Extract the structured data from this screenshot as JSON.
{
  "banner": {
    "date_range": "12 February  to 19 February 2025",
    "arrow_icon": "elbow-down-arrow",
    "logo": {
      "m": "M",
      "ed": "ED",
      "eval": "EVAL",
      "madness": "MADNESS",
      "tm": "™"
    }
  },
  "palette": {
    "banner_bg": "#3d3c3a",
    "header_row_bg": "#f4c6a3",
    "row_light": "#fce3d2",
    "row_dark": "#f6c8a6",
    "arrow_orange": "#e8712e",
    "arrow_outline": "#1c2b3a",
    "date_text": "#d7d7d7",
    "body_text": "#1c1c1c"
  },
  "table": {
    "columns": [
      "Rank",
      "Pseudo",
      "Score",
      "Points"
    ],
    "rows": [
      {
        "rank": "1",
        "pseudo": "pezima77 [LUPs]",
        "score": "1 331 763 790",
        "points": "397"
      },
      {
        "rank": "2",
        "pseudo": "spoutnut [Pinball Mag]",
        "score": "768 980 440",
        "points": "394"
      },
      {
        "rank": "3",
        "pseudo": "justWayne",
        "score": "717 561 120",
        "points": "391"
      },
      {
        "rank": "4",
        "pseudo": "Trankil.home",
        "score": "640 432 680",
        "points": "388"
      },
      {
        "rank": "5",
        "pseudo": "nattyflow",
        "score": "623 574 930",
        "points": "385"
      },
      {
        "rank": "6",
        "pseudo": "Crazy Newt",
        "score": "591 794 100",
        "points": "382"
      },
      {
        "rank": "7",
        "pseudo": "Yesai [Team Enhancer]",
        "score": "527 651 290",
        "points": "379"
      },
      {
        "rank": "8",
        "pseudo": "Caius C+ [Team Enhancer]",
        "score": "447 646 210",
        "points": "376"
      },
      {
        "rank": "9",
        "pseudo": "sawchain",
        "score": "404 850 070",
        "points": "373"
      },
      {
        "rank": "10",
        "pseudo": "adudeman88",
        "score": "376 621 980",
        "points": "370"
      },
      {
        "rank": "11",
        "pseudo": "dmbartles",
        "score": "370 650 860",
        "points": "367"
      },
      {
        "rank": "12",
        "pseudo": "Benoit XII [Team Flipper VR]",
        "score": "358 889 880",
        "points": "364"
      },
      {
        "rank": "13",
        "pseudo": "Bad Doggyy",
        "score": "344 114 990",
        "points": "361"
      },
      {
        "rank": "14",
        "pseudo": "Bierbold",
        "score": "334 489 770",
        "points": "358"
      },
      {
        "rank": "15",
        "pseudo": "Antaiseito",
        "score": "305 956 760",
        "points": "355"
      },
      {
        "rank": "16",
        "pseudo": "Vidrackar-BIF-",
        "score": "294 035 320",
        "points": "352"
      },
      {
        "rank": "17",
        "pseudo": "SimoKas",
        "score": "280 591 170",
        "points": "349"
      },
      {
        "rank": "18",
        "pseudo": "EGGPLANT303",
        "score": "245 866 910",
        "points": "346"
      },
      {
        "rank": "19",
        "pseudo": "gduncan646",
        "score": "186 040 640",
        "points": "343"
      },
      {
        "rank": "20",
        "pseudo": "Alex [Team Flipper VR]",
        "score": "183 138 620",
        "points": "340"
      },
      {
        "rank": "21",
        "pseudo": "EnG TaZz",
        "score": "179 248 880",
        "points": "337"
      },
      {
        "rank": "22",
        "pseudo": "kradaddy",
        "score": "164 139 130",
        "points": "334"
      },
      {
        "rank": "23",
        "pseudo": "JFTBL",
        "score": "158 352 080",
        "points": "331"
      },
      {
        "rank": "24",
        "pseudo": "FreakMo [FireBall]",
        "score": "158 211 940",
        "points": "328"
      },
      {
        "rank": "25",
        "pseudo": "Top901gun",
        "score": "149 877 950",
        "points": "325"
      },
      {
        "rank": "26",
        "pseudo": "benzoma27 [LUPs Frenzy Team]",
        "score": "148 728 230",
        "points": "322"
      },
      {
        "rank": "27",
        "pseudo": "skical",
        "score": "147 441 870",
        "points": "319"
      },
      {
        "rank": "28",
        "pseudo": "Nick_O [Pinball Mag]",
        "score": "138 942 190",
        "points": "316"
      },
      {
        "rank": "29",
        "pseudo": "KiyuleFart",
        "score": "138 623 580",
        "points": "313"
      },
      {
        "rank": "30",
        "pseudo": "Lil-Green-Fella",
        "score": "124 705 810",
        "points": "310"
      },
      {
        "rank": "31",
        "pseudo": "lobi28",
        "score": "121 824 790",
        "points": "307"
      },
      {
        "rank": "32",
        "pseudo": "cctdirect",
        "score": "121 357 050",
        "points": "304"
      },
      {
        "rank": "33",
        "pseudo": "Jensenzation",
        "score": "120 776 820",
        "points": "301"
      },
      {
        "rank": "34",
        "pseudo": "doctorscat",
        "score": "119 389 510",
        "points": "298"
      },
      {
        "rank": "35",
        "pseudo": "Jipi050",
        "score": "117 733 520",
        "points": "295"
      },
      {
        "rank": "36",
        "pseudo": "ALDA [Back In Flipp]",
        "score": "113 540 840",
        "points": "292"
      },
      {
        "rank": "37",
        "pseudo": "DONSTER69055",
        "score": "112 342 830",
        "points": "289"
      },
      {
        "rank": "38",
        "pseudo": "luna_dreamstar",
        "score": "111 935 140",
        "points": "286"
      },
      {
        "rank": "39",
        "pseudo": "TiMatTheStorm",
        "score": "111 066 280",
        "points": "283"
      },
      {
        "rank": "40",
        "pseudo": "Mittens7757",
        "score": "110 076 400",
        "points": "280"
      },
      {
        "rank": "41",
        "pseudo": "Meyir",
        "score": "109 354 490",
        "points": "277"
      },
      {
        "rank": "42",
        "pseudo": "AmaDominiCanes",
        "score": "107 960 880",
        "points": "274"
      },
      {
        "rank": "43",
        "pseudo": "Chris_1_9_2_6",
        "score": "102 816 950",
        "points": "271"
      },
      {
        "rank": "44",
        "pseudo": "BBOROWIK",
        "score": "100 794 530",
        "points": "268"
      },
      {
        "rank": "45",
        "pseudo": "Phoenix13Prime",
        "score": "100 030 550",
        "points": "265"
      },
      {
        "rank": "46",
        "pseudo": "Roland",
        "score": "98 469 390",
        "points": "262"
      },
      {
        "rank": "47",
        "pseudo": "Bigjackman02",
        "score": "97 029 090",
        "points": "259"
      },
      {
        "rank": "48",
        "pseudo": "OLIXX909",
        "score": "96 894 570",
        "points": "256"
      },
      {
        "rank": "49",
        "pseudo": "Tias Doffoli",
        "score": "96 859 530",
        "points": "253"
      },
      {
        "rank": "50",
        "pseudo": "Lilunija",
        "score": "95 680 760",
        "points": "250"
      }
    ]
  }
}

# # #

■ **STATED PROBLEM**
Which lines contain the word "Enhancer"? Copy each of them.

■ **RESPONSE FOR THIS EXERCISE**
        "pseudo": "Yesai [Team Enhancer]",
        "pseudo": "Caius C+ [Team Enhancer]",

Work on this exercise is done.